Data extracted from a collection:
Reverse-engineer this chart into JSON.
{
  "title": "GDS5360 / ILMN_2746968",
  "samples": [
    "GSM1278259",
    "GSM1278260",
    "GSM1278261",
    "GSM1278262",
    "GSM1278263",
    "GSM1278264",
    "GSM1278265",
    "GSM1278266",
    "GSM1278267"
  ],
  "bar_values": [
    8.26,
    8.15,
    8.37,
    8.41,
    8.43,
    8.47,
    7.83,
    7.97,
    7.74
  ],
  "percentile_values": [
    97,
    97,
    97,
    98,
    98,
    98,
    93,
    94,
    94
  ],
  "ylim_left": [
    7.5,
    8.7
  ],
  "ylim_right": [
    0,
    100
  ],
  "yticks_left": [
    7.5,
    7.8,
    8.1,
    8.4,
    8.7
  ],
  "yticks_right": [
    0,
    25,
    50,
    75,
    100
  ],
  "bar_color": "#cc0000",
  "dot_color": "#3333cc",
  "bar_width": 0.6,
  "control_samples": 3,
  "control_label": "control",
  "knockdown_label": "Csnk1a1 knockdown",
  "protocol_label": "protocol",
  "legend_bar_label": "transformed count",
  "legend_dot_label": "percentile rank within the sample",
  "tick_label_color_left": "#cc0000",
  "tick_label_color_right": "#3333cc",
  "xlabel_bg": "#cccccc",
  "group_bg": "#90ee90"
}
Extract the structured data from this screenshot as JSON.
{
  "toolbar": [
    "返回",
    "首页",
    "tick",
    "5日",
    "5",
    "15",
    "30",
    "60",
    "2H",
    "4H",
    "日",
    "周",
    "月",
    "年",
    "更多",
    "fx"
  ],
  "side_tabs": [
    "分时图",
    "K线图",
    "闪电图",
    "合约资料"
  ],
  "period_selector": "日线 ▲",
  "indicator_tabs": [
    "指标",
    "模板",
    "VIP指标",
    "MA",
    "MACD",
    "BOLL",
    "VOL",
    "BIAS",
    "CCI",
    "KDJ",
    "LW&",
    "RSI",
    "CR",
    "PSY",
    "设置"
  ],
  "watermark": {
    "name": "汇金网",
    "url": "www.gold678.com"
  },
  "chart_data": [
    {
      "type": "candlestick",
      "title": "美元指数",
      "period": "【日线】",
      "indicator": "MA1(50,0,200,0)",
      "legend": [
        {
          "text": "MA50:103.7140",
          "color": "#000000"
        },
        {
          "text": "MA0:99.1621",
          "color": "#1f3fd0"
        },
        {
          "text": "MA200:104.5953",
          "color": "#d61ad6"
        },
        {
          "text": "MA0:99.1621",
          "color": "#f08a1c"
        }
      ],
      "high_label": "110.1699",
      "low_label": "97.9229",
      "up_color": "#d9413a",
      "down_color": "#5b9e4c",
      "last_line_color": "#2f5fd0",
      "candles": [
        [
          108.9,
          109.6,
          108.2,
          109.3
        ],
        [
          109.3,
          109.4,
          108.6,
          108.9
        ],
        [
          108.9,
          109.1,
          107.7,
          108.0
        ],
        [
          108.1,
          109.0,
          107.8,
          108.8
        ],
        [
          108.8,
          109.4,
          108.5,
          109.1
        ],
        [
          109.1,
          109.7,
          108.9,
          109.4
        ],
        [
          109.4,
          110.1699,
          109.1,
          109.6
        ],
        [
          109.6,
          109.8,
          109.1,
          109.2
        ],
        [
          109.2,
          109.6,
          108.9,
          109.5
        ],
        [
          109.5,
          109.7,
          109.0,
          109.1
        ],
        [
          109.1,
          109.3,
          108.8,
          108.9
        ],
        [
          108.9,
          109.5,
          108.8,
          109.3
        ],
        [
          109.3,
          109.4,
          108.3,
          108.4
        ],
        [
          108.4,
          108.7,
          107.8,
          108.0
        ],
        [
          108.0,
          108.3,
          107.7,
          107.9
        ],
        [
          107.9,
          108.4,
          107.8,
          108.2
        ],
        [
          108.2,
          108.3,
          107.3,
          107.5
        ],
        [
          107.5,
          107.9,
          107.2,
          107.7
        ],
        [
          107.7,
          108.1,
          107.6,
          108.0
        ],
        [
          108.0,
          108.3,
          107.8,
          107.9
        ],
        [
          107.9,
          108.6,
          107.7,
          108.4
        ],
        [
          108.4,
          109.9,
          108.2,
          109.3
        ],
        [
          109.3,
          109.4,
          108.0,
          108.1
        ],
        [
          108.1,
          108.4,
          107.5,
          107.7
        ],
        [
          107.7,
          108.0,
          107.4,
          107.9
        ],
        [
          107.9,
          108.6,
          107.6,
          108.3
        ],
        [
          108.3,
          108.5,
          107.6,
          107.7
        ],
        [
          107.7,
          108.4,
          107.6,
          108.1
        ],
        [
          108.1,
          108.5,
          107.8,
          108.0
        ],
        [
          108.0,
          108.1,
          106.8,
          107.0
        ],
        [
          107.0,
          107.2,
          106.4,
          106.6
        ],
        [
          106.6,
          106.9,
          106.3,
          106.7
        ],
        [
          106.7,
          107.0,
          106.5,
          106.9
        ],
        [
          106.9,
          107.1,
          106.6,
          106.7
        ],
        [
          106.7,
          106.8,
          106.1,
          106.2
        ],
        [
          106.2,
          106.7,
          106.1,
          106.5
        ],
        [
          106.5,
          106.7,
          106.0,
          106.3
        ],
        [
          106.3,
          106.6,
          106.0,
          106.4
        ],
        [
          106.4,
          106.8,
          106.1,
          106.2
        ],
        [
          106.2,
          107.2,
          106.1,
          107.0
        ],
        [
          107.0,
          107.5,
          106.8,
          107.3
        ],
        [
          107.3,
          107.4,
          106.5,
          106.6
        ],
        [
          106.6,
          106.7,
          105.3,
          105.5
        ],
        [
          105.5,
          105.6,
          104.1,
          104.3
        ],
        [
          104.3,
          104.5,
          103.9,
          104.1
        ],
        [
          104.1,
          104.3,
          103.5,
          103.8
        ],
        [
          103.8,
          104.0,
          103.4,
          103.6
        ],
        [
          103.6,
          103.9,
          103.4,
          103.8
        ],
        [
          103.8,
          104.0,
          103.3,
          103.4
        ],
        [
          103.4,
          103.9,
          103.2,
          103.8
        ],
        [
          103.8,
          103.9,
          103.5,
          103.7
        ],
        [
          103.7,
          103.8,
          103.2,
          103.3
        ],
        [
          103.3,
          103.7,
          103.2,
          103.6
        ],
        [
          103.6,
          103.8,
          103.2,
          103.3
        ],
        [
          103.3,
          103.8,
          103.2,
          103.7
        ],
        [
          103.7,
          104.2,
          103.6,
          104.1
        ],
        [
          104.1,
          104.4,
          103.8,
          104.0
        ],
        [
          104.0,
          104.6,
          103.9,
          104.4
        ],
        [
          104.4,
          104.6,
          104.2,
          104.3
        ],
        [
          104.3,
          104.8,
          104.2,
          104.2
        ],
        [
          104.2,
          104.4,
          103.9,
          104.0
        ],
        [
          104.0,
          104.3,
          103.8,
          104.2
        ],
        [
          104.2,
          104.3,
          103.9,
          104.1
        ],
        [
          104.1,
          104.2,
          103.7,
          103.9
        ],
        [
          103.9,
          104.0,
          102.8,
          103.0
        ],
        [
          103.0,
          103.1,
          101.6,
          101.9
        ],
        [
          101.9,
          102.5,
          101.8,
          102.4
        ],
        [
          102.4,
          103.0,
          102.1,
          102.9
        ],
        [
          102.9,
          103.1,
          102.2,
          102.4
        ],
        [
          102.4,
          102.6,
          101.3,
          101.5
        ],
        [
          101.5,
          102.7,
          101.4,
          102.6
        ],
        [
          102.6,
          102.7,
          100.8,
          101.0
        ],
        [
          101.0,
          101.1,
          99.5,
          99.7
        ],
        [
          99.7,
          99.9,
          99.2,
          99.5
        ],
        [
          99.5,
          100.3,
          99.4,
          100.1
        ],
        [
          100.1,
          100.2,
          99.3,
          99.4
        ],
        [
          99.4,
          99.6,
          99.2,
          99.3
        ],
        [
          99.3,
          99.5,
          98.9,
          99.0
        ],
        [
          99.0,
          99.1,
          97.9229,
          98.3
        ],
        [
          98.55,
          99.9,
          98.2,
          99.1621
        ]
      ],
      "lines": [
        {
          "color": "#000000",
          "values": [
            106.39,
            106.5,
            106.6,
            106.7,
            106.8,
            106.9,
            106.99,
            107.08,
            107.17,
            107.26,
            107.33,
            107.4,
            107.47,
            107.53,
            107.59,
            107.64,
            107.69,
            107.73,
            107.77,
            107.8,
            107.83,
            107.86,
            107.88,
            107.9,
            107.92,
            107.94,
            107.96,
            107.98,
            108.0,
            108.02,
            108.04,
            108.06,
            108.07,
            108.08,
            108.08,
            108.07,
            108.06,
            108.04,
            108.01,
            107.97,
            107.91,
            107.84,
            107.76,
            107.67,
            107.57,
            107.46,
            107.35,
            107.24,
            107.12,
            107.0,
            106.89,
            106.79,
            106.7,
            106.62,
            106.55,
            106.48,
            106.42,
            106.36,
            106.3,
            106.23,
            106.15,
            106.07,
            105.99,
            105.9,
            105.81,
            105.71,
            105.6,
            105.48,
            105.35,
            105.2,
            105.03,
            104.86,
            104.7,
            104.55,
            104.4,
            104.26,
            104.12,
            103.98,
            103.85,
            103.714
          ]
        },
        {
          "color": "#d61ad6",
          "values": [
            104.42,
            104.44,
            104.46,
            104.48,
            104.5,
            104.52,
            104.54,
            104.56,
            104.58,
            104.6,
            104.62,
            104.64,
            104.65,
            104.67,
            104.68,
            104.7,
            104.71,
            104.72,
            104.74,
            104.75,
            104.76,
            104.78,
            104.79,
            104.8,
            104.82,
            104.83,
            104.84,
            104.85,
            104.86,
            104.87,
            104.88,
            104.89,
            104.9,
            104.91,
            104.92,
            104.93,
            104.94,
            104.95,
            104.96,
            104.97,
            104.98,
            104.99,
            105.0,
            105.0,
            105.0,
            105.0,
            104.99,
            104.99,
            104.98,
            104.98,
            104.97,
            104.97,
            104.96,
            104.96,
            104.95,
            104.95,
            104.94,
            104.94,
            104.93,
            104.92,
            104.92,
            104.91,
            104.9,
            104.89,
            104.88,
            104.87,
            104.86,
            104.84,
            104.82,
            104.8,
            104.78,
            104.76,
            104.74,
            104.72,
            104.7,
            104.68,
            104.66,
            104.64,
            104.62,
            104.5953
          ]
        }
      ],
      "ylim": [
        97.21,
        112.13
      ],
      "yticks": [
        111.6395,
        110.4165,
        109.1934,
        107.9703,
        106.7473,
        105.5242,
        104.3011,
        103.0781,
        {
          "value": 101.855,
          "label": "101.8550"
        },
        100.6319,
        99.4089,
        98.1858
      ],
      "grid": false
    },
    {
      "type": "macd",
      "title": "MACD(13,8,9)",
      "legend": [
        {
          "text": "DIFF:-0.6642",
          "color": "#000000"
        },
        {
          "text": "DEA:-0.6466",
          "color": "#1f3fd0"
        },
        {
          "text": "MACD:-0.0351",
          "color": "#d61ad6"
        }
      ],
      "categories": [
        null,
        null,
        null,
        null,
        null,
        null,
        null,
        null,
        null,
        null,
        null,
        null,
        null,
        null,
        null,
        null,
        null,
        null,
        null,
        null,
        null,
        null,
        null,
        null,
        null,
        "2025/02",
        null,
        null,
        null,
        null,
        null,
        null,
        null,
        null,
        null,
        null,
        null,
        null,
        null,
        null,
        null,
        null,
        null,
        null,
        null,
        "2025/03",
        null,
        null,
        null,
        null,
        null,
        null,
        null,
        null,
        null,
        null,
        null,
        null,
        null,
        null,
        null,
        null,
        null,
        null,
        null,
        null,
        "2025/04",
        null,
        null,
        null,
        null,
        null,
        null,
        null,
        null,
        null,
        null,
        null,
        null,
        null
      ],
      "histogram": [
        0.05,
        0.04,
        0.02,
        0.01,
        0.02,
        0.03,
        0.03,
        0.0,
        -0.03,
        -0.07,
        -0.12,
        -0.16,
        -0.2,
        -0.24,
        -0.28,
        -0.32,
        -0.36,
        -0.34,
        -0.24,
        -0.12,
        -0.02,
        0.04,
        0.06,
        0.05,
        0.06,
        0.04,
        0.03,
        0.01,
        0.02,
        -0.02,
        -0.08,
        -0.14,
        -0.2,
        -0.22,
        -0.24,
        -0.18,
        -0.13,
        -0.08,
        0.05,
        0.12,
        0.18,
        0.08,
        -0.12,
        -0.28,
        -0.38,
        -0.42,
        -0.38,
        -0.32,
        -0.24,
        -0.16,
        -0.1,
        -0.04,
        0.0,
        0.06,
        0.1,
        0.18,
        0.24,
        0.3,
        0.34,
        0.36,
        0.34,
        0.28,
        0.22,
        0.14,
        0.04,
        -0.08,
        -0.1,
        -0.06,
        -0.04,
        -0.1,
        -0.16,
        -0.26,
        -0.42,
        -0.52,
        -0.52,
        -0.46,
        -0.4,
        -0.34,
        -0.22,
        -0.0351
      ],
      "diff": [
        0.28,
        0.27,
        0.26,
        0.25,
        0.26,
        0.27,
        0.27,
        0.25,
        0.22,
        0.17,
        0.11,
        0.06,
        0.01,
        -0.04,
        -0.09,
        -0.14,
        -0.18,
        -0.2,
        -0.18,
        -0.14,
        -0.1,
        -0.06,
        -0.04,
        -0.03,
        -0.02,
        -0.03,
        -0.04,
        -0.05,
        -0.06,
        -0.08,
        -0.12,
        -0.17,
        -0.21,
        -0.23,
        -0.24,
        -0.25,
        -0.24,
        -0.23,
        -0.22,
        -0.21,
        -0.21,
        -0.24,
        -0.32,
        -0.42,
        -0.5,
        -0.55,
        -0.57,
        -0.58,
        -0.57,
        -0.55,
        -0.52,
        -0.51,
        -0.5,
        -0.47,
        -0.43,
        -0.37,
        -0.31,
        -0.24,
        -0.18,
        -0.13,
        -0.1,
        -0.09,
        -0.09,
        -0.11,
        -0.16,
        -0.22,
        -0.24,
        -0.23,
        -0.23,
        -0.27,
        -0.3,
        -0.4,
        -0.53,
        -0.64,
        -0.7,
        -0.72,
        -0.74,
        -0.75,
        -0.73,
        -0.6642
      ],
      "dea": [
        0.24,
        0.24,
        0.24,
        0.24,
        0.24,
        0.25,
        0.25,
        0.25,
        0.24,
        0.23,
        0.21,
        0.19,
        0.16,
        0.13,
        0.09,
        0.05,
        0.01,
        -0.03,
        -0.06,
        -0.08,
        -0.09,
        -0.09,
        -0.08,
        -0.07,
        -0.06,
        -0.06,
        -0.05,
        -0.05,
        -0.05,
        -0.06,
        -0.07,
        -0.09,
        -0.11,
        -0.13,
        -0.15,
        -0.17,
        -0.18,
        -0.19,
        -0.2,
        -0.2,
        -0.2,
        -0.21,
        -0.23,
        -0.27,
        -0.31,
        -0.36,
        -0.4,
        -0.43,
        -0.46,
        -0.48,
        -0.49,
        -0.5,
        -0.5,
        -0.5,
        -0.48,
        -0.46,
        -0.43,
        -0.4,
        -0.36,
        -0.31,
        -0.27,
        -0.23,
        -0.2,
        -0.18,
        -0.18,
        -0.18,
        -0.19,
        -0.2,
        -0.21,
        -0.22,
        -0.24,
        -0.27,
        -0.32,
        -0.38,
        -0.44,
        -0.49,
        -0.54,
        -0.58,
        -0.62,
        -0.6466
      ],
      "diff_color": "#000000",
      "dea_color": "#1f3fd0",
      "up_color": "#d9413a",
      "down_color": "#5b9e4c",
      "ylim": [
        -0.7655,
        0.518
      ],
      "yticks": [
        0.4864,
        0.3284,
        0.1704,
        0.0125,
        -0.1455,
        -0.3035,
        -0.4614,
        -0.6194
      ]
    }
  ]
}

Stated problem. Go through the material line by line. Show each line that contains the string "JSON".

Task answer.
Reverse-engineer this chart into JSON.
Extract the structured data from this screenshot as JSON.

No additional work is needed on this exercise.